(Data records)

-=-=-

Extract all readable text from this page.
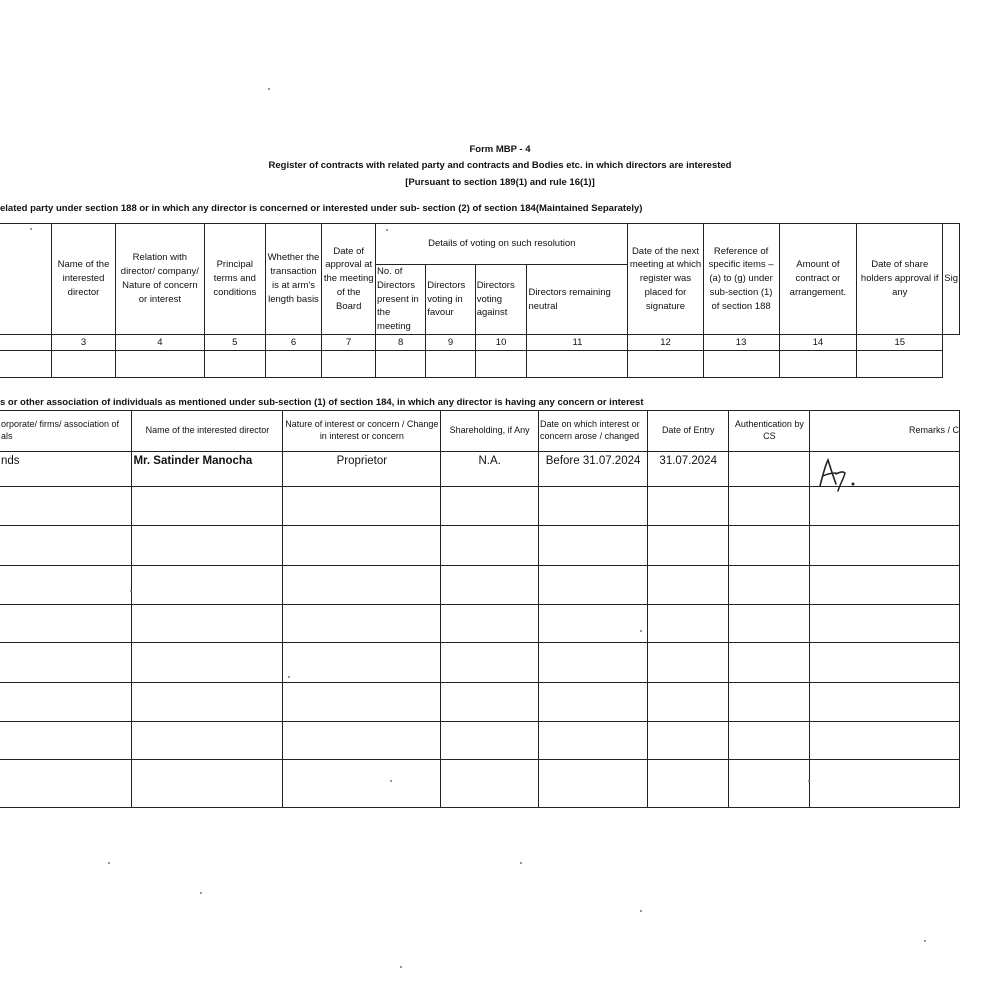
Form MBP - 4
Register of contracts with related party and contracts and Bodies etc. in which directors are interested
[Pursuant to section 189(1) and rule 16(1)]
elated party under section 188 or in which any director is concerned or interested under sub- section (2) of section 184(Maintained Separately)
	Name of the interested director	Relation with director/ company/ Nature of concern or interest	Principal terms and conditions	Whether the transaction is at arm's length basis	Date of approval at the meeting of the Board	Details of voting on such resolution				Date of the next meeting at which register was placed for signature	Reference of specific items – (a) to (g) under sub-section (1) of section 188	Amount of contract or arrangement.	Date of share holders approval if any	Sig
						No. of Directors present in the meeting	Directors voting in favour	Directors voting against	Directors remaining neutral					
	3	4	5	6	7	8	9	10	11	12	13	14	15	

s or other association of individuals as mentioned under sub-section (1) of section 184, in which any director is having any concern or interest
orporate/ firms/ association of als	Name of the interested director	Nature of interest or concern / Change in interest or concern	Shareholding, if Any	Date on which interest or concern arose / changed	Date of Entry	Authentication by CS	Remarks / C
nds	Mr. Satinder Manocha	Proprietor	N.A.	Before 31.07.2024	31.07.2024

-=-=-

What you should do:
Can you restate all the records above word for word while dropping the pictures?

Written answer:
Extract all readable text from this page.
Form MBP - 4
Register of contracts with related party and contracts and Bodies etc. in which directors are interested
[Pursuant to section 189(1) and rule 16(1)]
elated party under section 188 or in which any director is concerned or interested under sub- section (2) of section 184(Maintained Separately)
	Name of the interested director	Relation with director/ company/ Nature of concern or interest	Principal terms and conditions	Whether the transaction is at arm's length basis	Date of approval at the meeting of the Board	Details of voting on such resolution				Date of the next meeting at which register was placed for signature	Reference of specific items – (a) to (g) under sub-section (1) of section 188	Amount of contract or arrangement.	Date of share holders approval if any	Sig
						No. of Directors present in the meeting	Directors voting in favour	Directors voting against	Directors remaining neutral					
	3	4	5	6	7	8	9	10	11	12	13	14	15	

s or other association of individuals as mentioned under sub-section (1) of section 184, in which any director is having any concern or interest
orporate/ firms/ association of als	Name of the interested director	Nature of interest or concern / Change in interest or concern	Shareholding, if Any	Date on which interest or concern arose / changed	Date of Entry	Authentication by CS	Remarks / C
nds	Mr. Satinder Manocha	Proprietor	N.A.	Before 31.07.2024	31.07.2024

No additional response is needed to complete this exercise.